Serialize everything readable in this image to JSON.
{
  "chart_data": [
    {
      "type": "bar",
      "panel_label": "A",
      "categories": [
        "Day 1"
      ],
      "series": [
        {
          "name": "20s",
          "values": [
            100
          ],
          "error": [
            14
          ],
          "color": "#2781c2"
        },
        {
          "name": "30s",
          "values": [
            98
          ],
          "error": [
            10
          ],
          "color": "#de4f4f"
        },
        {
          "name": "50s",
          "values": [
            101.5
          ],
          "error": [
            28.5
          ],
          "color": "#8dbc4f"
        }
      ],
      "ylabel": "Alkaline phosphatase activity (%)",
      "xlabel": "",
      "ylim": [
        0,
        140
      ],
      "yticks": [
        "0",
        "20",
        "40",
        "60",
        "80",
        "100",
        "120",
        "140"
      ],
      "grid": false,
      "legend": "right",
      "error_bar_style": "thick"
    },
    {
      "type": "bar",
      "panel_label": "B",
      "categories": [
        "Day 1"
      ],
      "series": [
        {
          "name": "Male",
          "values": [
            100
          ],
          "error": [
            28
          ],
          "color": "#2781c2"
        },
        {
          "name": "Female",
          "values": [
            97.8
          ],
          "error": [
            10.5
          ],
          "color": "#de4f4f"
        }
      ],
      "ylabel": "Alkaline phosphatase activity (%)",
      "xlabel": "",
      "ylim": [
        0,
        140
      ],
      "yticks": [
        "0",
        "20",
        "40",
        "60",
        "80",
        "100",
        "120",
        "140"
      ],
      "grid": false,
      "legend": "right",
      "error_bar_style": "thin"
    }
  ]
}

• • • • •

#### [Requirement]
Take the listing above and write it out again exactly.

#### [Complete response]
Serialize everything readable in this image to JSON.
{
  "chart_data": [
    {
      "type": "bar",
      "panel_label": "A",
      "categories": [
        "Day 1"
      ],
      "series": [
        {
          "name": "20s",
          "values": [
            100
          ],
          "error": [
            14
          ],
          "color": "#2781c2"
        },
        {
          "name": "30s",
          "values": [
            98
          ],
          "error": [
            10
          ],
          "color": "#de4f4f"
        },
        {
          "name": "50s",
          "values": [
            101.5
          ],
          "error": [
            28.5
          ],
          "color": "#8dbc4f"
        }
      ],
      "ylabel": "Alkaline phosphatase activity (%)",
      "xlabel": "",
      "ylim": [
        0,
        140
      ],
      "yticks": [
        "0",
        "20",
        "40",
        "60",
        "80",
        "100",
        "120",
        "140"
      ],
      "grid": false,
      "legend": "right",
      "error_bar_style": "thick"
    },
    {
      "type": "bar",
      "panel_label": "B",
      "categories": [
        "Day 1"
      ],
      "series": [
        {
          "name": "Male",
          "values": [
            100
          ],
          "error": [
            28
          ],
          "color": "#2781c2"
        },
        {
          "name": "Female",
          "values": [
            97.8
          ],
          "error": [
            10.5
          ],
          "color": "#de4f4f"
        }
      ],
      "ylabel": "Alkaline phosphatase activity (%)",
      "xlabel": "",
      "ylim": [
        0,
        140
      ],
      "yticks": [
        "0",
        "20",
        "40",
        "60",
        "80",
        "100",
        "120",
        "140"
      ],
      "grid": false,
      "legend": "right",
      "error_bar_style": "thin"
    }
  ]
}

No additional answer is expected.